====== Dataset records
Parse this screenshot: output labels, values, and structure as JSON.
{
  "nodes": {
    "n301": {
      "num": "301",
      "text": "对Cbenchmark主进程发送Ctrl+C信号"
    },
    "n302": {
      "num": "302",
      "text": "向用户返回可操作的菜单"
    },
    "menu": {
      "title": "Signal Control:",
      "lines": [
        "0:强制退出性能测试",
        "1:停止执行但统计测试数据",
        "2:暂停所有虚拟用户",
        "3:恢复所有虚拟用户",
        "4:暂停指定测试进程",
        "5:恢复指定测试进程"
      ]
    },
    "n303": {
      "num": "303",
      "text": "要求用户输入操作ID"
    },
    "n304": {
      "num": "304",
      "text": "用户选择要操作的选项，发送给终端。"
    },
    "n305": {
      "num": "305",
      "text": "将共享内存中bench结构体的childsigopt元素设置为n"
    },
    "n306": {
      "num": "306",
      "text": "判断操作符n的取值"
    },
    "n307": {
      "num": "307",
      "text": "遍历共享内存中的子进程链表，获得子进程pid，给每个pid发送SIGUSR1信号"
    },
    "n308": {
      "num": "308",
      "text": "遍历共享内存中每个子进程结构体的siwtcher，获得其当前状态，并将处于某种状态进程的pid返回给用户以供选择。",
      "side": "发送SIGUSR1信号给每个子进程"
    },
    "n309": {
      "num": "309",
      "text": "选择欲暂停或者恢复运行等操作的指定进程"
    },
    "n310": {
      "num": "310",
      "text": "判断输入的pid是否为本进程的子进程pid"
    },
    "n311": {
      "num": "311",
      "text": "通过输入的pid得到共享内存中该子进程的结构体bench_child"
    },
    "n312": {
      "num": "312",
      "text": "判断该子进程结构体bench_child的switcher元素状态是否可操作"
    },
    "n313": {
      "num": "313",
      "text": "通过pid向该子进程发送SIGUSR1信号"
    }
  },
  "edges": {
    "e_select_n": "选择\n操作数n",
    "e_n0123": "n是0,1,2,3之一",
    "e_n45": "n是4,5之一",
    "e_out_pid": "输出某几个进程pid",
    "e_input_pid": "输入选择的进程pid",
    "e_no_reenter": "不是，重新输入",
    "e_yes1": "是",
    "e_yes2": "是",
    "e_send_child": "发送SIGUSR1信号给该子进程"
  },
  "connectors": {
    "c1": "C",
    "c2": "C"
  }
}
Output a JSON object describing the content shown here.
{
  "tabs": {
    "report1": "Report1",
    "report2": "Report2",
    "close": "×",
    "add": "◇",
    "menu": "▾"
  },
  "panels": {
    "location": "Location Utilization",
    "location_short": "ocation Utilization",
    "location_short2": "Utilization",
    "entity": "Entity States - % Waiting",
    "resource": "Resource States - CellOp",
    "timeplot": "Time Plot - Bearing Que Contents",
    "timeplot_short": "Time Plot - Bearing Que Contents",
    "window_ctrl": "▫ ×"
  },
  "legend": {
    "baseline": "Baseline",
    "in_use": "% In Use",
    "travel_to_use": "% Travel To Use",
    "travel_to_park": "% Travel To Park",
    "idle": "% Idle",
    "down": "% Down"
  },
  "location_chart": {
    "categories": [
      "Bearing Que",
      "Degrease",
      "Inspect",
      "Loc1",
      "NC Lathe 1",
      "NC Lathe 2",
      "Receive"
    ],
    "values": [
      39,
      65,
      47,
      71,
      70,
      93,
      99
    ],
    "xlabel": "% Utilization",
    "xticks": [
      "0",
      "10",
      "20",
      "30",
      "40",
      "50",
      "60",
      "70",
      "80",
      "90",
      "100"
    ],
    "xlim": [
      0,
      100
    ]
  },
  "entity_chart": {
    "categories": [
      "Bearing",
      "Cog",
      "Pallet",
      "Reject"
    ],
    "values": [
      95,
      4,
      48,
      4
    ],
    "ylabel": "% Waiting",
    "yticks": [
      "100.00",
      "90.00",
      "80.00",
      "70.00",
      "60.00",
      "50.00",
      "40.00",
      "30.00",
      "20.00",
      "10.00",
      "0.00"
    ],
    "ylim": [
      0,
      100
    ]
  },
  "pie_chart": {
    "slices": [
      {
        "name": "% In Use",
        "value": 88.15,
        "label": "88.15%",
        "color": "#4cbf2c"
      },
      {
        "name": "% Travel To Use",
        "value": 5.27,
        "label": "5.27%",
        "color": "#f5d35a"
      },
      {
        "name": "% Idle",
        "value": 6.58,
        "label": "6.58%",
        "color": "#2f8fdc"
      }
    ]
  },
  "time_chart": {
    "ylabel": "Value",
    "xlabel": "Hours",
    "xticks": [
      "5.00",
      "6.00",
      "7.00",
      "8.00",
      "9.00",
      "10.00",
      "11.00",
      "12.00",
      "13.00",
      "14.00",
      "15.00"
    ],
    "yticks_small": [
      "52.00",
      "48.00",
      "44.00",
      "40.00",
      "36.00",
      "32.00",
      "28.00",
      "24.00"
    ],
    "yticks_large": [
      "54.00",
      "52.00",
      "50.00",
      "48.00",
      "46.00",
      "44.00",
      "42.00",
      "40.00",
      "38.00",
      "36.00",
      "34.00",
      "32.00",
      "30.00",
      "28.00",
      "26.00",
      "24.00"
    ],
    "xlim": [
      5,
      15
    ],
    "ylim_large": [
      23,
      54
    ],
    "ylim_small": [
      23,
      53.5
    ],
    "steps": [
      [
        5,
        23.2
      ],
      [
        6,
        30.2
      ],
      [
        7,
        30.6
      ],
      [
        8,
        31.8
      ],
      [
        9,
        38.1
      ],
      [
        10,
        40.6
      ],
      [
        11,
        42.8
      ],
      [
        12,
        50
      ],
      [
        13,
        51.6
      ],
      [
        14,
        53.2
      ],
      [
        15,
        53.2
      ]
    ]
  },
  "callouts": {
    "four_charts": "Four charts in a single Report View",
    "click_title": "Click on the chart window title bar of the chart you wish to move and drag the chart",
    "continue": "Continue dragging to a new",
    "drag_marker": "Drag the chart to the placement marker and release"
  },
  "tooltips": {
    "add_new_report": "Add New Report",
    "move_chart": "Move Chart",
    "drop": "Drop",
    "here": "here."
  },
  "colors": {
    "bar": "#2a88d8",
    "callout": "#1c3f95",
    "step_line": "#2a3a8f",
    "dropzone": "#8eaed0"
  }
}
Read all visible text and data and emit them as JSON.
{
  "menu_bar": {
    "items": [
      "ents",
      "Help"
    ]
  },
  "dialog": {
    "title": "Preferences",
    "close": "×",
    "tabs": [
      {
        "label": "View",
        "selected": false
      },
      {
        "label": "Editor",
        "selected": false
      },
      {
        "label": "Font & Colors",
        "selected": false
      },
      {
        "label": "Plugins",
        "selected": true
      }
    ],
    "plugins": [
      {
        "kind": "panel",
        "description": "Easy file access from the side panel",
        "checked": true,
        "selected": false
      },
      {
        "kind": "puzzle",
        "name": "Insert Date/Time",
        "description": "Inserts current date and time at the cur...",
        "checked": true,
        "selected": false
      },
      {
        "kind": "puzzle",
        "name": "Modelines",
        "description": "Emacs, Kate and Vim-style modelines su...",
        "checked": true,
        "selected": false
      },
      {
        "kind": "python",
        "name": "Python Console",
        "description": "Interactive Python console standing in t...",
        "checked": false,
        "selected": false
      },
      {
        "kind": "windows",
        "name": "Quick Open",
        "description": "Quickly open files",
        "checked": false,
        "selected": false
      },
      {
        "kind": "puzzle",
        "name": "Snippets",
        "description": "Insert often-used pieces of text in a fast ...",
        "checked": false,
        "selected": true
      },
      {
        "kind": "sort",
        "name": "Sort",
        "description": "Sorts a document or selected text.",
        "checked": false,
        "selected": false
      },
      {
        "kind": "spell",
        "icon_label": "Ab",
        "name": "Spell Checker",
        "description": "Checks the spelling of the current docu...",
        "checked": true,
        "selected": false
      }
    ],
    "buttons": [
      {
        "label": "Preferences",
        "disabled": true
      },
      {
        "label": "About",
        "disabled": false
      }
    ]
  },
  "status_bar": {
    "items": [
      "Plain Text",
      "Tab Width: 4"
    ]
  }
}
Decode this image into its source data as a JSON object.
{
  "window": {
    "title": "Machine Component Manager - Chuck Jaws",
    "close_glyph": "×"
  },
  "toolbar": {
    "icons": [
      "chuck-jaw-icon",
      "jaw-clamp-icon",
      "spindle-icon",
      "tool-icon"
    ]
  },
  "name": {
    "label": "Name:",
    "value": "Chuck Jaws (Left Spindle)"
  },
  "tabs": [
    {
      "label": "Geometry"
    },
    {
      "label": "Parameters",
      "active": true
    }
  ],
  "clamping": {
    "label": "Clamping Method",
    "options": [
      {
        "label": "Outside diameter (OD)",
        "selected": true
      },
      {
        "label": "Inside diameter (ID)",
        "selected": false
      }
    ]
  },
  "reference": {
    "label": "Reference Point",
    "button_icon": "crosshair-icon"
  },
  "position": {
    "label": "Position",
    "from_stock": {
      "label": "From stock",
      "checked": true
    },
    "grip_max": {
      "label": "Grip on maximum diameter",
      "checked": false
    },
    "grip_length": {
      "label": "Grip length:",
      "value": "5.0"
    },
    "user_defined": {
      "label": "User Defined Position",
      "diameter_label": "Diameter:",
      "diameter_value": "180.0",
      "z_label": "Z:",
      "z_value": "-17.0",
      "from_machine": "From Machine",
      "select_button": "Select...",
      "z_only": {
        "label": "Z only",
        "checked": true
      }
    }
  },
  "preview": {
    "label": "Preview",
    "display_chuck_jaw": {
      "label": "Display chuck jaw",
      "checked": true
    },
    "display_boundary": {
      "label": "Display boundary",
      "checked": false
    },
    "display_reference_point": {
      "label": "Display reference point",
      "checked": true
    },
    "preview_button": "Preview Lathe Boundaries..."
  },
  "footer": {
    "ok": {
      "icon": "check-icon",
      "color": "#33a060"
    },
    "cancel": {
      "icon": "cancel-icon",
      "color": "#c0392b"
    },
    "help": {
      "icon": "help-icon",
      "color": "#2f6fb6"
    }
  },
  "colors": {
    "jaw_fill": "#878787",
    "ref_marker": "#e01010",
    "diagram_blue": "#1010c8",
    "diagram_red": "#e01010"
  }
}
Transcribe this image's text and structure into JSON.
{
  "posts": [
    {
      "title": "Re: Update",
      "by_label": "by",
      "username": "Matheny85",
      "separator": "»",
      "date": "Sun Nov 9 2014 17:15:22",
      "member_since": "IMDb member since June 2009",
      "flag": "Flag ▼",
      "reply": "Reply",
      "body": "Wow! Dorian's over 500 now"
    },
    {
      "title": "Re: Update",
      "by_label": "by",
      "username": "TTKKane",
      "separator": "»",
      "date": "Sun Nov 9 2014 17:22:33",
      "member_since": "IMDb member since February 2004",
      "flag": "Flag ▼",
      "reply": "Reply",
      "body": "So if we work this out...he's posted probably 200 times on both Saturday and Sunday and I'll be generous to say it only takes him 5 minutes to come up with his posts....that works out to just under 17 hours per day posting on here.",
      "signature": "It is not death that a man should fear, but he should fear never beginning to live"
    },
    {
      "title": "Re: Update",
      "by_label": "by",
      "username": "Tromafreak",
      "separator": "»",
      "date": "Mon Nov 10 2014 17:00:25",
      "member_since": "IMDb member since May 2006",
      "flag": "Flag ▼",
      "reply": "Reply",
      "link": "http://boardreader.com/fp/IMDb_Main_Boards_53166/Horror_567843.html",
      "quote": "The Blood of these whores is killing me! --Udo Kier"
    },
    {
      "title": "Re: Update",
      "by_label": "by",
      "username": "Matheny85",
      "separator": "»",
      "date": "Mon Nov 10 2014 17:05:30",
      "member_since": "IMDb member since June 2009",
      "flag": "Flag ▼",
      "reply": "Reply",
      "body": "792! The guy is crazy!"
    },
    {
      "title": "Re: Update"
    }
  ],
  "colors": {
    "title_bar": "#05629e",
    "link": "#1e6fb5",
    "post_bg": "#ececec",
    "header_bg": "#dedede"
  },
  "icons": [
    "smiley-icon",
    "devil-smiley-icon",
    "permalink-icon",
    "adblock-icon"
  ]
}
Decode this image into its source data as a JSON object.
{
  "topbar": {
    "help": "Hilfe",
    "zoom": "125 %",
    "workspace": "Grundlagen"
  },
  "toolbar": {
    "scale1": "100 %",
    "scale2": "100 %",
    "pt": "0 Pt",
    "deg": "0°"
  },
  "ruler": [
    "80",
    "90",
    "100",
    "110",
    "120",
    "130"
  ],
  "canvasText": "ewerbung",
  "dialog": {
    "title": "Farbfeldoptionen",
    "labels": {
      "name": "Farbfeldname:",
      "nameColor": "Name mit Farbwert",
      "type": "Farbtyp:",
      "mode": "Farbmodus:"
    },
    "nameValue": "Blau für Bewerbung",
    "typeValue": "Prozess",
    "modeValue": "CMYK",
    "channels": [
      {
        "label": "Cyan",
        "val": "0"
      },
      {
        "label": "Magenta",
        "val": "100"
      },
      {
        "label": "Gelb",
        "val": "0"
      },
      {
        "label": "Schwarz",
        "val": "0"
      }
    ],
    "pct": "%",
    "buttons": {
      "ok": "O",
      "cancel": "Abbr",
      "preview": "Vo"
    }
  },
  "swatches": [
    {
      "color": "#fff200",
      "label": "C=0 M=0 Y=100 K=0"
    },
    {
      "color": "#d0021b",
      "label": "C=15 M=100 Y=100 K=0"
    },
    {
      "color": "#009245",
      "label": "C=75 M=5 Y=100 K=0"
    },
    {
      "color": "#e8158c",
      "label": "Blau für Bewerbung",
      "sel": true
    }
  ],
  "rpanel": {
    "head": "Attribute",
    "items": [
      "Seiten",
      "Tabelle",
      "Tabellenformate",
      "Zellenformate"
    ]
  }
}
============
Exercise brief —
Search the data above for lines holding "Bewerbung" and copy each of them.

Written solution —
    "nameValue": "Blau für Bewerbung",
      "label": "Blau für Bewerbung",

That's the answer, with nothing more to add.